*Short task*
The records below must be copied in full; omit the images.

*Data for processing*
+ + + + + + +

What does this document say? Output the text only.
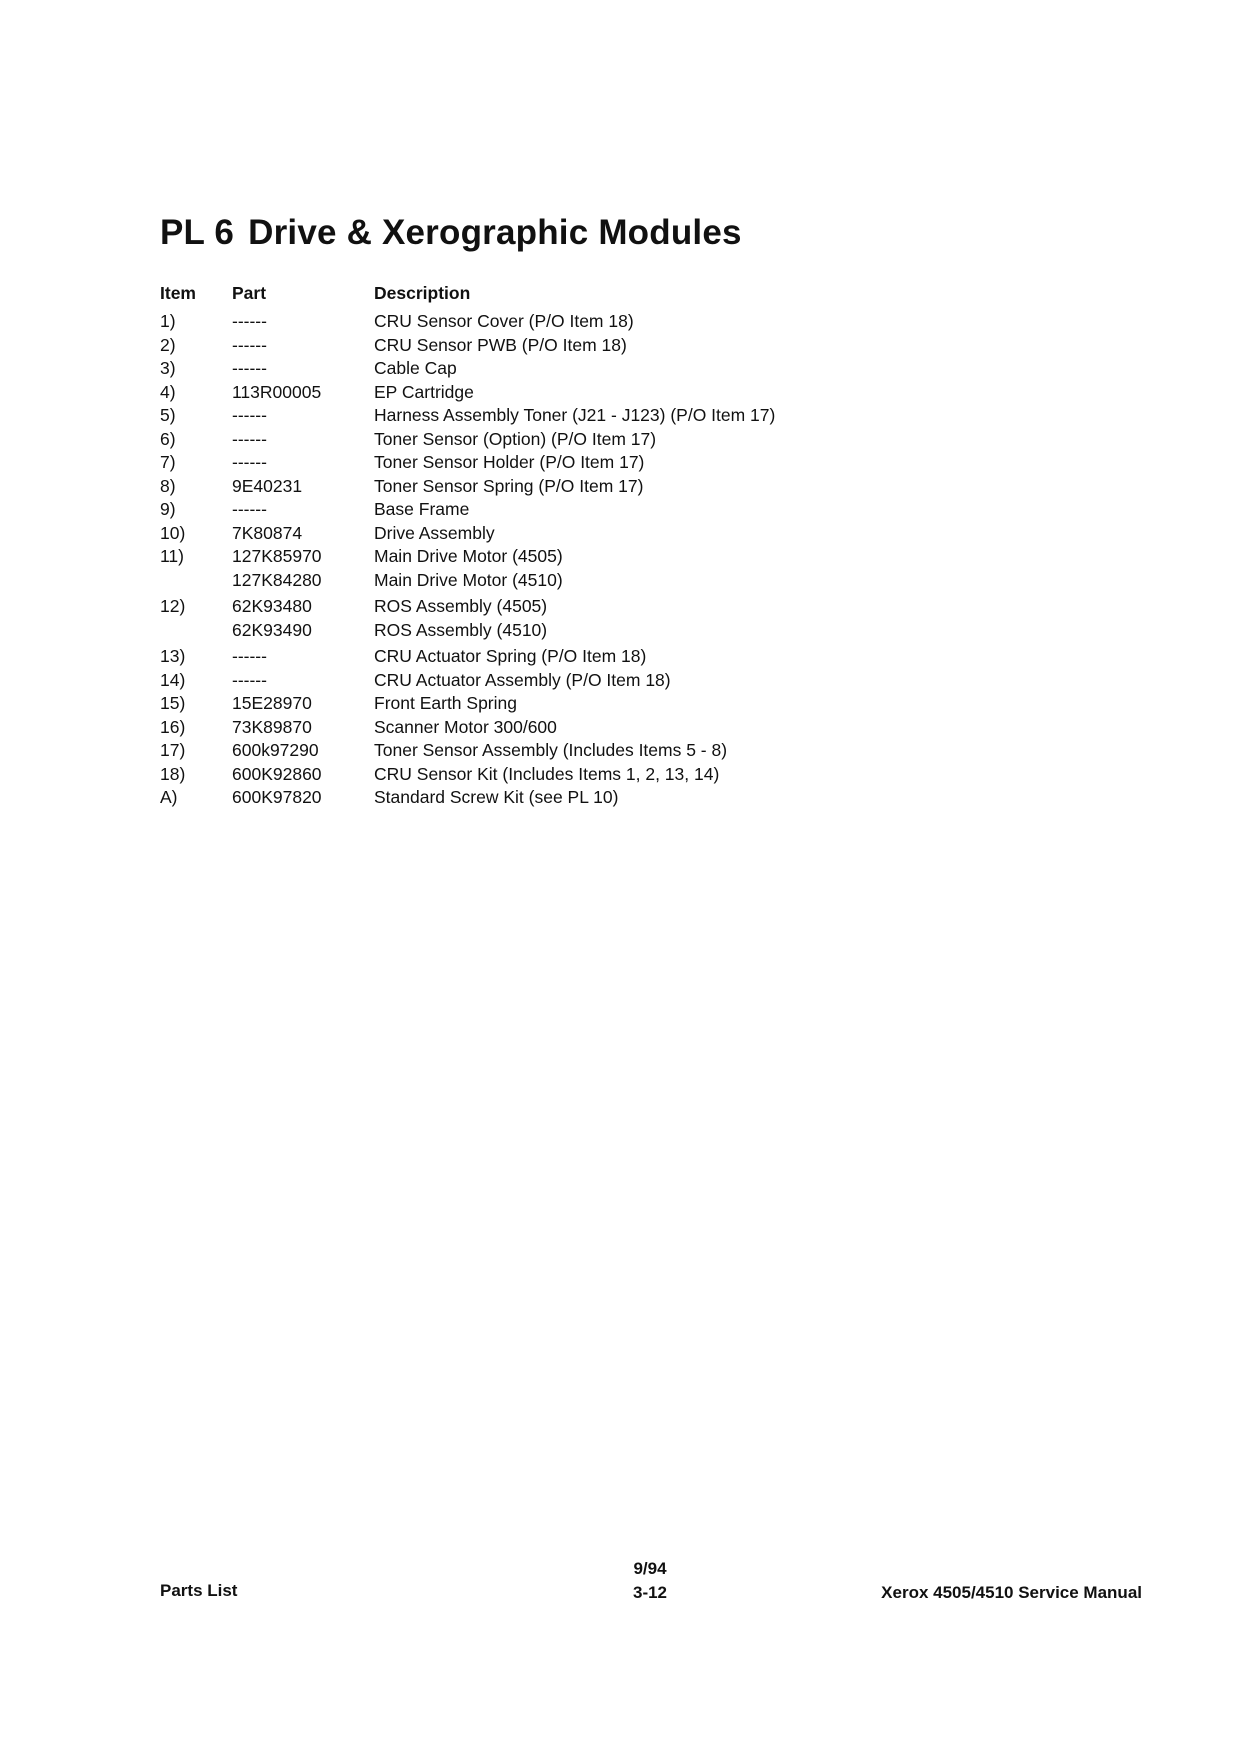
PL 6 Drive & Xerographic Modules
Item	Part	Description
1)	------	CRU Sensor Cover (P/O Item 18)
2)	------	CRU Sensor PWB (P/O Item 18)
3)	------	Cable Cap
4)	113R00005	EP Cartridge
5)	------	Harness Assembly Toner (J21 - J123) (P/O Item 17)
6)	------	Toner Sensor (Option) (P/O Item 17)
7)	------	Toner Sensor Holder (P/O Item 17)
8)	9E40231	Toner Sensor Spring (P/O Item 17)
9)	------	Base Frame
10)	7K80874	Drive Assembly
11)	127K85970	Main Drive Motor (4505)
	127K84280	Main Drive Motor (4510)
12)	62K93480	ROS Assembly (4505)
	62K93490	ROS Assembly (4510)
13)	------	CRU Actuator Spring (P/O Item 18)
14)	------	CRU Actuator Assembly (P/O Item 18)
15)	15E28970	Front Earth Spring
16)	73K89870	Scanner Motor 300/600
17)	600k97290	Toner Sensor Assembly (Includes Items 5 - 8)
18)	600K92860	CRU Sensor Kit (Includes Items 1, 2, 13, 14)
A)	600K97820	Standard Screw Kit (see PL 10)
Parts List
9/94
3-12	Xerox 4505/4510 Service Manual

+ + + + + + +

*Finished answer*
What does this document say? Output the text only.
PL 6 Drive & Xerographic Modules
Item	Part	Description
1)	------	CRU Sensor Cover (P/O Item 18)
2)	------	CRU Sensor PWB (P/O Item 18)
3)	------	Cable Cap
4)	113R00005	EP Cartridge
5)	------	Harness Assembly Toner (J21 - J123) (P/O Item 17)
6)	------	Toner Sensor (Option) (P/O Item 17)
7)	------	Toner Sensor Holder (P/O Item 17)
8)	9E40231	Toner Sensor Spring (P/O Item 17)
9)	------	Base Frame
10)	7K80874	Drive Assembly
11)	127K85970	Main Drive Motor (4505)
	127K84280	Main Drive Motor (4510)
12)	62K93480	ROS Assembly (4505)
	62K93490	ROS Assembly (4510)
13)	------	CRU Actuator Spring (P/O Item 18)
14)	------	CRU Actuator Assembly (P/O Item 18)
15)	15E28970	Front Earth Spring
16)	73K89870	Scanner Motor 300/600
17)	600k97290	Toner Sensor Assembly (Includes Items 5 - 8)
18)	600K92860	CRU Sensor Kit (Includes Items 1, 2, 13, 14)
A)	600K97820	Standard Screw Kit (see PL 10)
Parts List
9/94
3-12	Xerox 4505/4510 Service Manual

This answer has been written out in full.